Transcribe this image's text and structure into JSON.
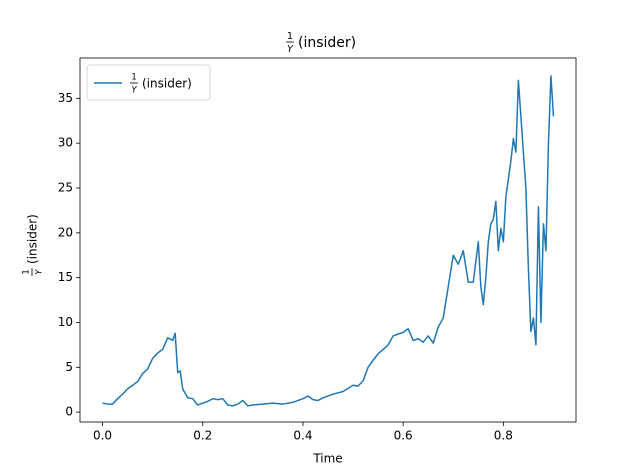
{
  "chart_data": {
    "type": "line",
    "title": {
      "numerator": "1",
      "denominator": "Y",
      "text": "(insider)"
    },
    "xlabel": "Time",
    "ylabel": {
      "numerator": "1",
      "denominator": "Y",
      "text": "(insider)"
    },
    "x": [
      0,
      0.01,
      0.02,
      0.03,
      0.04,
      0.05,
      0.06,
      0.07,
      0.08,
      0.09,
      0.1,
      0.11,
      0.12,
      0.13,
      0.14,
      0.145,
      0.15,
      0.155,
      0.16,
      0.17,
      0.18,
      0.19,
      0.2,
      0.21,
      0.22,
      0.23,
      0.24,
      0.25,
      0.26,
      0.27,
      0.28,
      0.29,
      0.3,
      0.32,
      0.34,
      0.36,
      0.38,
      0.4,
      0.41,
      0.42,
      0.43,
      0.44,
      0.46,
      0.48,
      0.5,
      0.51,
      0.52,
      0.53,
      0.54,
      0.55,
      0.56,
      0.57,
      0.58,
      0.59,
      0.6,
      0.61,
      0.62,
      0.63,
      0.64,
      0.65,
      0.66,
      0.67,
      0.68,
      0.69,
      0.7,
      0.71,
      0.72,
      0.73,
      0.74,
      0.75,
      0.755,
      0.76,
      0.765,
      0.77,
      0.775,
      0.78,
      0.785,
      0.79,
      0.795,
      0.8,
      0.805,
      0.81,
      0.815,
      0.82,
      0.825,
      0.83,
      0.835,
      0.84,
      0.845,
      0.85,
      0.855,
      0.86,
      0.865,
      0.87,
      0.875,
      0.88,
      0.885,
      0.89,
      0.895,
      0.9
    ],
    "series": [
      {
        "name": {
          "numerator": "1",
          "denominator": "Y",
          "text": "(insider)"
        },
        "color": "#1f77b4",
        "values": [
          1.0,
          0.9,
          0.9,
          1.5,
          2.0,
          2.6,
          3.0,
          3.4,
          4.3,
          4.8,
          6.0,
          6.6,
          7.0,
          8.3,
          8.0,
          8.8,
          4.4,
          4.6,
          2.6,
          1.6,
          1.5,
          0.8,
          1.0,
          1.2,
          1.5,
          1.4,
          1.5,
          0.8,
          0.7,
          0.9,
          1.3,
          0.7,
          0.8,
          0.9,
          1.0,
          0.9,
          1.1,
          1.5,
          1.8,
          1.4,
          1.3,
          1.6,
          2.0,
          2.3,
          3.0,
          2.9,
          3.5,
          5.0,
          5.8,
          6.5,
          7.0,
          7.5,
          8.5,
          8.7,
          8.9,
          9.3,
          8.0,
          8.2,
          7.8,
          8.5,
          7.7,
          9.5,
          10.5,
          14.0,
          17.5,
          16.5,
          18.0,
          14.5,
          14.5,
          19.0,
          14.0,
          12.0,
          15.0,
          19.0,
          21.0,
          21.5,
          23.5,
          18.0,
          20.5,
          19.0,
          24.0,
          26.0,
          28.0,
          30.5,
          29.0,
          37.0,
          33.0,
          29.0,
          25.0,
          16.0,
          9.0,
          10.5,
          7.5,
          22.9,
          10.0,
          21.0,
          18.0,
          30.0,
          37.5,
          33.0
        ]
      }
    ],
    "xlim": [
      -0.045,
      0.945
    ],
    "ylim": [
      -1.1,
      39.5
    ],
    "xticks": [
      {
        "value": 0,
        "label": "0.0"
      },
      {
        "value": 0.2,
        "label": "0.2"
      },
      {
        "value": 0.4,
        "label": "0.4"
      },
      {
        "value": 0.6,
        "label": "0.6"
      },
      {
        "value": 0.8,
        "label": "0.8"
      }
    ],
    "yticks": [
      0,
      5,
      10,
      15,
      20,
      25,
      30,
      35
    ],
    "legend": "upper left"
  }
}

WHAT IS EXPECTED.
Repeat the entries exactly. Pictures are excluded from the copy.

WORKED SOLUTION.
Transcribe this image's text and structure into JSON.
{
  "chart_data": {
    "type": "line",
    "title": {
      "numerator": "1",
      "denominator": "Y",
      "text": "(insider)"
    },
    "xlabel": "Time",
    "ylabel": {
      "numerator": "1",
      "denominator": "Y",
      "text": "(insider)"
    },
    "x": [
      0,
      0.01,
      0.02,
      0.03,
      0.04,
      0.05,
      0.06,
      0.07,
      0.08,
      0.09,
      0.1,
      0.11,
      0.12,
      0.13,
      0.14,
      0.145,
      0.15,
      0.155,
      0.16,
      0.17,
      0.18,
      0.19,
      0.2,
      0.21,
      0.22,
      0.23,
      0.24,
      0.25,
      0.26,
      0.27,
      0.28,
      0.29,
      0.3,
      0.32,
      0.34,
      0.36,
      0.38,
      0.4,
      0.41,
      0.42,
      0.43,
      0.44,
      0.46,
      0.48,
      0.5,
      0.51,
      0.52,
      0.53,
      0.54,
      0.55,
      0.56,
      0.57,
      0.58,
      0.59,
      0.6,
      0.61,
      0.62,
      0.63,
      0.64,
      0.65,
      0.66,
      0.67,
      0.68,
      0.69,
      0.7,
      0.71,
      0.72,
      0.73,
      0.74,
      0.75,
      0.755,
      0.76,
      0.765,
      0.77,
      0.775,
      0.78,
      0.785,
      0.79,
      0.795,
      0.8,
      0.805,
      0.81,
      0.815,
      0.82,
      0.825,
      0.83,
      0.835,
      0.84,
      0.845,
      0.85,
      0.855,
      0.86,
      0.865,
      0.87,
      0.875,
      0.88,
      0.885,
      0.89,
      0.895,
      0.9
    ],
    "series": [
      {
        "name": {
          "numerator": "1",
          "denominator": "Y",
          "text": "(insider)"
        },
        "color": "#1f77b4",
        "values": [
          1.0,
          0.9,
          0.9,
          1.5,
          2.0,
          2.6,
          3.0,
          3.4,
          4.3,
          4.8,
          6.0,
          6.6,
          7.0,
          8.3,
          8.0,
          8.8,
          4.4,
          4.6,
          2.6,
          1.6,
          1.5,
          0.8,
          1.0,
          1.2,
          1.5,
          1.4,
          1.5,
          0.8,
          0.7,
          0.9,
          1.3,
          0.7,
          0.8,
          0.9,
          1.0,
          0.9,
          1.1,
          1.5,
          1.8,
          1.4,
          1.3,
          1.6,
          2.0,
          2.3,
          3.0,
          2.9,
          3.5,
          5.0,
          5.8,
          6.5,
          7.0,
          7.5,
          8.5,
          8.7,
          8.9,
          9.3,
          8.0,
          8.2,
          7.8,
          8.5,
          7.7,
          9.5,
          10.5,
          14.0,
          17.5,
          16.5,
          18.0,
          14.5,
          14.5,
          19.0,
          14.0,
          12.0,
          15.0,
          19.0,
          21.0,
          21.5,
          23.5,
          18.0,
          20.5,
          19.0,
          24.0,
          26.0,
          28.0,
          30.5,
          29.0,
          37.0,
          33.0,
          29.0,
          25.0,
          16.0,
          9.0,
          10.5,
          7.5,
          22.9,
          10.0,
          21.0,
          18.0,
          30.0,
          37.5,
          33.0
        ]
      }
    ],
    "xlim": [
      -0.045,
      0.945
    ],
    "ylim": [
      -1.1,
      39.5
    ],
    "xticks": [
      {
        "value": 0,
        "label": "0.0"
      },
      {
        "value": 0.2,
        "label": "0.2"
      },
      {
        "value": 0.4,
        "label": "0.4"
      },
      {
        "value": 0.6,
        "label": "0.6"
      },
      {
        "value": 0.8,
        "label": "0.8"
      }
    ],
    "yticks": [
      0,
      5,
      10,
      15,
      20,
      25,
      30,
      35
    ],
    "legend": "upper left"
  }
}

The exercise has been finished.